→ **Exercise brief**: Reproduce all the entries exactly.

→ **Data for this task**:

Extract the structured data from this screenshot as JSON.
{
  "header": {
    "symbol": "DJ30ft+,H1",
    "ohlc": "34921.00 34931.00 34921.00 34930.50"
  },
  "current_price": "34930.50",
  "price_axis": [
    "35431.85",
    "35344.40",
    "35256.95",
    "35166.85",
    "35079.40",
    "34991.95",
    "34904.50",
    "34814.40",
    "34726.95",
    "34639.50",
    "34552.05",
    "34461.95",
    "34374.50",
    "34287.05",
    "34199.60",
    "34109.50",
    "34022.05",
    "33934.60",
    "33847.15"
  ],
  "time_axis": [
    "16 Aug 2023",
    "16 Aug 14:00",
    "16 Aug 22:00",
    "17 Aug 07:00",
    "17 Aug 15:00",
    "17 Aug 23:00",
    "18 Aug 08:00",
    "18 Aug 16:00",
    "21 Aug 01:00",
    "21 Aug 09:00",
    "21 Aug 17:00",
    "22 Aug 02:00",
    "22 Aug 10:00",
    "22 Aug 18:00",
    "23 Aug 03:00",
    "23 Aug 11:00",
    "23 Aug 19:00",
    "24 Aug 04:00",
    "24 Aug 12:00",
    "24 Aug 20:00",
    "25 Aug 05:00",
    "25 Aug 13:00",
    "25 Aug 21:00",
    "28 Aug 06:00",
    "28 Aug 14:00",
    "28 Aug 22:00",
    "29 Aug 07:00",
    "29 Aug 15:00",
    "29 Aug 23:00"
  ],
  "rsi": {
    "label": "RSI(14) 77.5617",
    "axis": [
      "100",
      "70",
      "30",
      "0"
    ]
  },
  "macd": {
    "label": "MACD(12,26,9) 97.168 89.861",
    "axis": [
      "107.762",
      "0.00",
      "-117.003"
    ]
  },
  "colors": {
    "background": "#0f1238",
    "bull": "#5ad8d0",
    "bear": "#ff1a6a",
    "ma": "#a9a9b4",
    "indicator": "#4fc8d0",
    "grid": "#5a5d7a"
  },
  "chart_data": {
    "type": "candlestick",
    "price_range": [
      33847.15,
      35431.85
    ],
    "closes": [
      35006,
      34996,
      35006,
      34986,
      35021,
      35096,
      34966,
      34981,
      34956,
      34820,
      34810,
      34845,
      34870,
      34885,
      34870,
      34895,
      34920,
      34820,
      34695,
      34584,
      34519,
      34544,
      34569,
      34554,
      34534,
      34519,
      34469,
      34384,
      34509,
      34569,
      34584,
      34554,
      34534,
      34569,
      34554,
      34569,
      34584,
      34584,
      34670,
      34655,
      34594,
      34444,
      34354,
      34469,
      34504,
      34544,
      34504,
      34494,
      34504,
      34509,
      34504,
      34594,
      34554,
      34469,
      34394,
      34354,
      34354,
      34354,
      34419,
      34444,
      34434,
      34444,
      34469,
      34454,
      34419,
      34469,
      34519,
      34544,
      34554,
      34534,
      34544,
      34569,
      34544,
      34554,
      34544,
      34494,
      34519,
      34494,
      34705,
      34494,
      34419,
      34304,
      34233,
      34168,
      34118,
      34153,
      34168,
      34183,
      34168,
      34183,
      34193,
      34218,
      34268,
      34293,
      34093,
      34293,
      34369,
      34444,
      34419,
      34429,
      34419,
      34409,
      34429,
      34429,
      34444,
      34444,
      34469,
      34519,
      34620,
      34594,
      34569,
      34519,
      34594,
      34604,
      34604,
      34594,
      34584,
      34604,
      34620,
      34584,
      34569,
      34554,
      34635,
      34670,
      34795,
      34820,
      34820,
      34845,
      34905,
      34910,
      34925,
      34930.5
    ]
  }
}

→ **Exercise answer**:
Extract the structured data from this screenshot as JSON.
{
  "header": {
    "symbol": "DJ30ft+,H1",
    "ohlc": "34921.00 34931.00 34921.00 34930.50"
  },
  "current_price": "34930.50",
  "price_axis": [
    "35431.85",
    "35344.40",
    "35256.95",
    "35166.85",
    "35079.40",
    "34991.95",
    "34904.50",
    "34814.40",
    "34726.95",
    "34639.50",
    "34552.05",
    "34461.95",
    "34374.50",
    "34287.05",
    "34199.60",
    "34109.50",
    "34022.05",
    "33934.60",
    "33847.15"
  ],
  "time_axis": [
    "16 Aug 2023",
    "16 Aug 14:00",
    "16 Aug 22:00",
    "17 Aug 07:00",
    "17 Aug 15:00",
    "17 Aug 23:00",
    "18 Aug 08:00",
    "18 Aug 16:00",
    "21 Aug 01:00",
    "21 Aug 09:00",
    "21 Aug 17:00",
    "22 Aug 02:00",
    "22 Aug 10:00",
    "22 Aug 18:00",
    "23 Aug 03:00",
    "23 Aug 11:00",
    "23 Aug 19:00",
    "24 Aug 04:00",
    "24 Aug 12:00",
    "24 Aug 20:00",
    "25 Aug 05:00",
    "25 Aug 13:00",
    "25 Aug 21:00",
    "28 Aug 06:00",
    "28 Aug 14:00",
    "28 Aug 22:00",
    "29 Aug 07:00",
    "29 Aug 15:00",
    "29 Aug 23:00"
  ],
  "rsi": {
    "label": "RSI(14) 77.5617",
    "axis": [
      "100",
      "70",
      "30",
      "0"
    ]
  },
  "macd": {
    "label": "MACD(12,26,9) 97.168 89.861",
    "axis": [
      "107.762",
      "0.00",
      "-117.003"
    ]
  },
  "colors": {
    "background": "#0f1238",
    "bull": "#5ad8d0",
    "bear": "#ff1a6a",
    "ma": "#a9a9b4",
    "indicator": "#4fc8d0",
    "grid": "#5a5d7a"
  },
  "chart_data": {
    "type": "candlestick",
    "price_range": [
      33847.15,
      35431.85
    ],
    "closes": [
      35006,
      34996,
      35006,
      34986,
      35021,
      35096,
      34966,
      34981,
      34956,
      34820,
      34810,
      34845,
      34870,
      34885,
      34870,
      34895,
      34920,
      34820,
      34695,
      34584,
      34519,
      34544,
      34569,
      34554,
      34534,
      34519,
      34469,
      34384,
      34509,
      34569,
      34584,
      34554,
      34534,
      34569,
      34554,
      34569,
      34584,
      34584,
      34670,
      34655,
      34594,
      34444,
      34354,
      34469,
      34504,
      34544,
      34504,
      34494,
      34504,
      34509,
      34504,
      34594,
      34554,
      34469,
      34394,
      34354,
      34354,
      34354,
      34419,
      34444,
      34434,
      34444,
      34469,
      34454,
      34419,
      34469,
      34519,
      34544,
      34554,
      34534,
      34544,
      34569,
      34544,
      34554,
      34544,
      34494,
      34519,
      34494,
      34705,
      34494,
      34419,
      34304,
      34233,
      34168,
      34118,
      34153,
      34168,
      34183,
      34168,
      34183,
      34193,
      34218,
      34268,
      34293,
      34093,
      34293,
      34369,
      34444,
      34419,
      34429,
      34419,
      34409,
      34429,
      34429,
      34444,
      34444,
      34469,
      34519,
      34620,
      34594,
      34569,
      34519,
      34594,
      34604,
      34604,
      34594,
      34584,
      34604,
      34620,
      34584,
      34569,
      34554,
      34635,
      34670,
      34795,
      34820,
      34820,
      34845,
      34905,
      34910,
      34925,
      34930.5
    ]
  }
}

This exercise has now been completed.